Given exercise —
Pick out the lines below that include the string "электроснабжения".

▼▼▼

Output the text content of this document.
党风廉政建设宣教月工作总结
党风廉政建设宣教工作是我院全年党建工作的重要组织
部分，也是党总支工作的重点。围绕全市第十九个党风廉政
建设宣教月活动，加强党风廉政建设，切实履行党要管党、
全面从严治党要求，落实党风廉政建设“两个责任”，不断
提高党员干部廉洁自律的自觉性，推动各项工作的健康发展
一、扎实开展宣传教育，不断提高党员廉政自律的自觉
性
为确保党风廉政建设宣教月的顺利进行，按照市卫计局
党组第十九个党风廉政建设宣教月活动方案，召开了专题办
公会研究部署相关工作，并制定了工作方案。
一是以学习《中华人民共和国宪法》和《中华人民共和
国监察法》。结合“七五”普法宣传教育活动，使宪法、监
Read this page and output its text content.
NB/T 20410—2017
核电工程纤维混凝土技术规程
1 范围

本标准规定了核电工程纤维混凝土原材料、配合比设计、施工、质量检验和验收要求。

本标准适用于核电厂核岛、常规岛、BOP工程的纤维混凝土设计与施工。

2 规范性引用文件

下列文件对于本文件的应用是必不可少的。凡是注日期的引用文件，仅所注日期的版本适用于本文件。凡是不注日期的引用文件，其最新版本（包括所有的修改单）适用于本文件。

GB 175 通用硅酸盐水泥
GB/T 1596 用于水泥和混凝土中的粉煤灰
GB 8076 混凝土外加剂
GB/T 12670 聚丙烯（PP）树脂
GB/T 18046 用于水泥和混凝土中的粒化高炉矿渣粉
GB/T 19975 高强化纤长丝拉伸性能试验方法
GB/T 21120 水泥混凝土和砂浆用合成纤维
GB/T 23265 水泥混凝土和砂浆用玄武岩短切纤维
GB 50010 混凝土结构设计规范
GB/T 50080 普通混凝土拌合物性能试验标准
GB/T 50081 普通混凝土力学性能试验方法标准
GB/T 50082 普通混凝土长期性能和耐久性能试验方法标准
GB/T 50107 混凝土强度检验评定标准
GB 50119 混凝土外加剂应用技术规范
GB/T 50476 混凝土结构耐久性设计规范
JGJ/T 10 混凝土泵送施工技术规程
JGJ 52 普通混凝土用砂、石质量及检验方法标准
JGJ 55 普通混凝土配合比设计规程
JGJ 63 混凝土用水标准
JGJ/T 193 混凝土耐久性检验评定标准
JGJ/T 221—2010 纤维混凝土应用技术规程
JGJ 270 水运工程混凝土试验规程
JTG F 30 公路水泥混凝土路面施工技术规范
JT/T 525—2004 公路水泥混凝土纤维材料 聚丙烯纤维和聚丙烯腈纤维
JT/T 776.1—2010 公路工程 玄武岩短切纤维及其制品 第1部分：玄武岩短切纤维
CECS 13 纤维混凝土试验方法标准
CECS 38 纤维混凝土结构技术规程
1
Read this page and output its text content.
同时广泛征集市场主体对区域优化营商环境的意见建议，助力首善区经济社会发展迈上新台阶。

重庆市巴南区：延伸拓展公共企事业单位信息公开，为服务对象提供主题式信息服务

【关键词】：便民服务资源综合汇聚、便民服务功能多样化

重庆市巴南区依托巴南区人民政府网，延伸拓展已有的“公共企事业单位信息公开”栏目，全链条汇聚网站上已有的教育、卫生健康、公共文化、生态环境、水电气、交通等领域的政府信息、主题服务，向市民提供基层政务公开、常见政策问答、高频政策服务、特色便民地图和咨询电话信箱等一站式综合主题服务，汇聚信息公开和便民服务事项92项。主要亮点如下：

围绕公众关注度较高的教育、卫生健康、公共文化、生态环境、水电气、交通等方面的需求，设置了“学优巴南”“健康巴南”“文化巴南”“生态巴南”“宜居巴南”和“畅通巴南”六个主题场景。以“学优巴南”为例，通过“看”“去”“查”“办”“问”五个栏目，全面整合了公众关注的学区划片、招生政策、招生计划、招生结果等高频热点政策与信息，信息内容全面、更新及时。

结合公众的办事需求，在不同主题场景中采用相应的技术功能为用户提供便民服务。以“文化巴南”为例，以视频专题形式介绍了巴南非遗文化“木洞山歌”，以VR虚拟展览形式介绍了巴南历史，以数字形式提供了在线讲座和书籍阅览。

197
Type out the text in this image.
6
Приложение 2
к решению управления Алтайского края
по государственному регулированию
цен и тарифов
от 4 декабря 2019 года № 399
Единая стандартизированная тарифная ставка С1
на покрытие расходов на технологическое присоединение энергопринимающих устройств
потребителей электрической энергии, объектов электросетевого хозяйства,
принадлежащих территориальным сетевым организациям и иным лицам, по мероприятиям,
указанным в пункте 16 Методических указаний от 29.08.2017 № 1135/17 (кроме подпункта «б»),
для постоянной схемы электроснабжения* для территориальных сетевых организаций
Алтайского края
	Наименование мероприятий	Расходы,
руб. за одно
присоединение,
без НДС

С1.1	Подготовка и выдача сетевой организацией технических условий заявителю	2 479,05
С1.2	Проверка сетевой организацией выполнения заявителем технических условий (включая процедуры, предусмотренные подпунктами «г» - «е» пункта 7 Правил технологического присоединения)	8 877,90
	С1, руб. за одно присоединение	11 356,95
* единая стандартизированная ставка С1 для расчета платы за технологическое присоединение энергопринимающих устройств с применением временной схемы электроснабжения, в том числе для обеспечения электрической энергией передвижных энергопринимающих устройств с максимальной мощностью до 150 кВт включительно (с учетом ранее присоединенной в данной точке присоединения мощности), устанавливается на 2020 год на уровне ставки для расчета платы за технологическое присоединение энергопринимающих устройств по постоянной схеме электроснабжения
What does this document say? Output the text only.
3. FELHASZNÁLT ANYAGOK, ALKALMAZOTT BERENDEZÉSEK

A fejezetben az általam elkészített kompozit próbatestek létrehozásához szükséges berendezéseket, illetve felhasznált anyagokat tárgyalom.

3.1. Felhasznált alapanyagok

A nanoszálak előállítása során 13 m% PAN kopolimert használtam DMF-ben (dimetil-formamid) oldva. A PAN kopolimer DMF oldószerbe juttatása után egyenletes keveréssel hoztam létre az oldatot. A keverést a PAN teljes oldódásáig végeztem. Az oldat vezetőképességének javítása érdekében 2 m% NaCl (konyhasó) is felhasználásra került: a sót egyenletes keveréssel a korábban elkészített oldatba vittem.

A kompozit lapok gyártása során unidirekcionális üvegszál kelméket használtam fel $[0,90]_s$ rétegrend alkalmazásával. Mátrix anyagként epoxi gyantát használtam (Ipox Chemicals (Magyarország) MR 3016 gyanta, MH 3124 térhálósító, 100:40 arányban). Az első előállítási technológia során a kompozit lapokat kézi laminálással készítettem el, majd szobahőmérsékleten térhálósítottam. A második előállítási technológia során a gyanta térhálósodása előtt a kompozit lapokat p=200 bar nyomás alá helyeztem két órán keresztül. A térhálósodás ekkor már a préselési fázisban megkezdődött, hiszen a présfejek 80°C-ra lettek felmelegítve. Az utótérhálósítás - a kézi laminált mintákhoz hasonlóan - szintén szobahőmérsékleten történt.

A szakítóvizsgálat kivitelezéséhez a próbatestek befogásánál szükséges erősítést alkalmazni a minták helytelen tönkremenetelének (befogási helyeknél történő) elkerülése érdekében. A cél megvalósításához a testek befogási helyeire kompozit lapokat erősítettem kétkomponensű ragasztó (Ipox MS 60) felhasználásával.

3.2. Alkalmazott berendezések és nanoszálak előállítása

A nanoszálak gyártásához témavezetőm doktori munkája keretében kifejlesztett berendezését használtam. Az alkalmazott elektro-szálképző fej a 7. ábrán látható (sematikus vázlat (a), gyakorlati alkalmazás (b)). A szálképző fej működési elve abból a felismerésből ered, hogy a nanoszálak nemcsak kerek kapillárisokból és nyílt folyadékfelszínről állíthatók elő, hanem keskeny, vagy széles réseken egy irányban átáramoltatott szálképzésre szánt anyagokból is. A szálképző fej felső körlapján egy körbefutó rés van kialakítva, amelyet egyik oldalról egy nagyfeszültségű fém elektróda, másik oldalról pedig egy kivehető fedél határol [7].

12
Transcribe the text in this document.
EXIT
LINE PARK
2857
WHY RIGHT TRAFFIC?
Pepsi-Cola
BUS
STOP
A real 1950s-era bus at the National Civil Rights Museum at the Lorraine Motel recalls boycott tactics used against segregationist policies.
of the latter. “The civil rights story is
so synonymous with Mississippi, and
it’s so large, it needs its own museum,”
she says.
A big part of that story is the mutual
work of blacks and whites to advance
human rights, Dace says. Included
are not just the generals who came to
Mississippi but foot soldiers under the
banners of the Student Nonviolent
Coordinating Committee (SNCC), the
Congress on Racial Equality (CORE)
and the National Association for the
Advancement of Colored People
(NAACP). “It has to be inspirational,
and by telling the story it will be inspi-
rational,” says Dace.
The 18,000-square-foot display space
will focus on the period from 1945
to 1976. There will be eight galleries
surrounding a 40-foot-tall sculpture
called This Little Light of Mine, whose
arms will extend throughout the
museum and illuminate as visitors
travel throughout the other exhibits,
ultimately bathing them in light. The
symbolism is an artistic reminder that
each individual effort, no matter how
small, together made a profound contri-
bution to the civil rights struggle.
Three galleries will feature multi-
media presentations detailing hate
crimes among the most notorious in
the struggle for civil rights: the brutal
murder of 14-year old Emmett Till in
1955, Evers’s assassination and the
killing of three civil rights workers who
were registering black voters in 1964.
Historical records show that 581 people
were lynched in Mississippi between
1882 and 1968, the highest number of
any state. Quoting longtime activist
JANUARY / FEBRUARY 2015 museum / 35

▲▲▲

Solution to the problem —
для постоянной схемы электроснабжения* для территориальных сетевых организаций
* единая стандартизированная ставка С1 для расчета платы за технологическое присоединение энергопринимающих устройств с применением временной схемы электроснабжения, в том числе для обеспечения электрической энергией передвижных энергопринимающих устройств с максимальной мощностью до 150 кВт включительно (с учетом ранее присоединенной в данной точке присоединения мощности), устанавливается на 2020 год на уровне ставки для расчета платы за технологическое присоединение энергопринимающих устройств по постоянной схеме электроснабжения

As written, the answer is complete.